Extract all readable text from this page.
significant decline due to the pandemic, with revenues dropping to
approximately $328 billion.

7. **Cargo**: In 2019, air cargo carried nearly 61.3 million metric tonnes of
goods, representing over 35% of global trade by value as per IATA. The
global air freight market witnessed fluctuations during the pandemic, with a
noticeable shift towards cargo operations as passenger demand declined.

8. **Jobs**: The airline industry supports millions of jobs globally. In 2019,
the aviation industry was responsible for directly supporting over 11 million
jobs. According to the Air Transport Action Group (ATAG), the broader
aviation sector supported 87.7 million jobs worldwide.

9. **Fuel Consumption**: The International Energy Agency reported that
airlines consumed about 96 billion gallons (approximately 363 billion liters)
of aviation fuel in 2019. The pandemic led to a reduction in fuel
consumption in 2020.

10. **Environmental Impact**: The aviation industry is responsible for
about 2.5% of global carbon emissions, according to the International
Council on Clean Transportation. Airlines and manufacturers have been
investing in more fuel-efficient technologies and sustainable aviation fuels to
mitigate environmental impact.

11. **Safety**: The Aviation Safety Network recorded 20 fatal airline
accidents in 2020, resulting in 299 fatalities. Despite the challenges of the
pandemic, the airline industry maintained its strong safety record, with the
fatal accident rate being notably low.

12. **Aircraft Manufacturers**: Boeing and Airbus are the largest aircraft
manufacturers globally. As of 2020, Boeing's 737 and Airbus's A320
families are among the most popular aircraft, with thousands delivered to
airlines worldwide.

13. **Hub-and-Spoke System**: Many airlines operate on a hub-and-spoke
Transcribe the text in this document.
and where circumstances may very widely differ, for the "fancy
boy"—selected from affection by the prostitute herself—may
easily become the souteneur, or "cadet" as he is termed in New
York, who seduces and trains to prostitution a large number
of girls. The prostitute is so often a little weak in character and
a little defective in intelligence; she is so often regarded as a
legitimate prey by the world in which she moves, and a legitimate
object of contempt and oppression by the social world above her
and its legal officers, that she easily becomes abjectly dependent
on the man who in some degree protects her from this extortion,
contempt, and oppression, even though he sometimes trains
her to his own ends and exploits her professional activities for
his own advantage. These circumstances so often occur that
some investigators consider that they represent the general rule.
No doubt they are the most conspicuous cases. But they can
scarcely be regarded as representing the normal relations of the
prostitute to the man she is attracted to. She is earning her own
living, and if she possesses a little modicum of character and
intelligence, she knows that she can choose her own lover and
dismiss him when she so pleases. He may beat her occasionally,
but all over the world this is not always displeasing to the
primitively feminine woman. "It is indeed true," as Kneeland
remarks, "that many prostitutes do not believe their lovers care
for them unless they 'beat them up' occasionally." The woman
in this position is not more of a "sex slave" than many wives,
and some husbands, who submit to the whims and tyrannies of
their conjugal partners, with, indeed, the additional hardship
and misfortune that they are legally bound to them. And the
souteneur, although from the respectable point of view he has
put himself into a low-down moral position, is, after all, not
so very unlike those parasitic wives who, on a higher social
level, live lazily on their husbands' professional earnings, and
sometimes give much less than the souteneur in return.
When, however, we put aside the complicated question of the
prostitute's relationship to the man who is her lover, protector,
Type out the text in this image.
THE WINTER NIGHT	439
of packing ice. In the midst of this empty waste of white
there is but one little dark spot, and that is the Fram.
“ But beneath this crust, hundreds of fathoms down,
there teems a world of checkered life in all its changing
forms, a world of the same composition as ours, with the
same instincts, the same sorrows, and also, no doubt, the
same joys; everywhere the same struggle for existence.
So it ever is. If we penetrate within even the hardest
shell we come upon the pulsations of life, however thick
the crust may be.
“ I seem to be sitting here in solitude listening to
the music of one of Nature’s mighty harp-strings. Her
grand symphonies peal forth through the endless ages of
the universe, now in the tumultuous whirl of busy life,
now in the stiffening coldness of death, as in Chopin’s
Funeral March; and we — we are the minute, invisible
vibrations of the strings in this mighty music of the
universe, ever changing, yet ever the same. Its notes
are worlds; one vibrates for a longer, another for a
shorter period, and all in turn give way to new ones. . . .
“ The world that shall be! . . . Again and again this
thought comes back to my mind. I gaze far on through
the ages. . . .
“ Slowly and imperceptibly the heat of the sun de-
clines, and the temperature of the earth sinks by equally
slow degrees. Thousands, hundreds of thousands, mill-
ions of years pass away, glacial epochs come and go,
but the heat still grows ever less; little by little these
━━━━━━
The request: Copy, from the material above, each line in which the string "down" occurs.

Solution to this problem:
put himself into a low-down moral position, is, after all, not
“ But beneath this crust, hundreds of fathoms down,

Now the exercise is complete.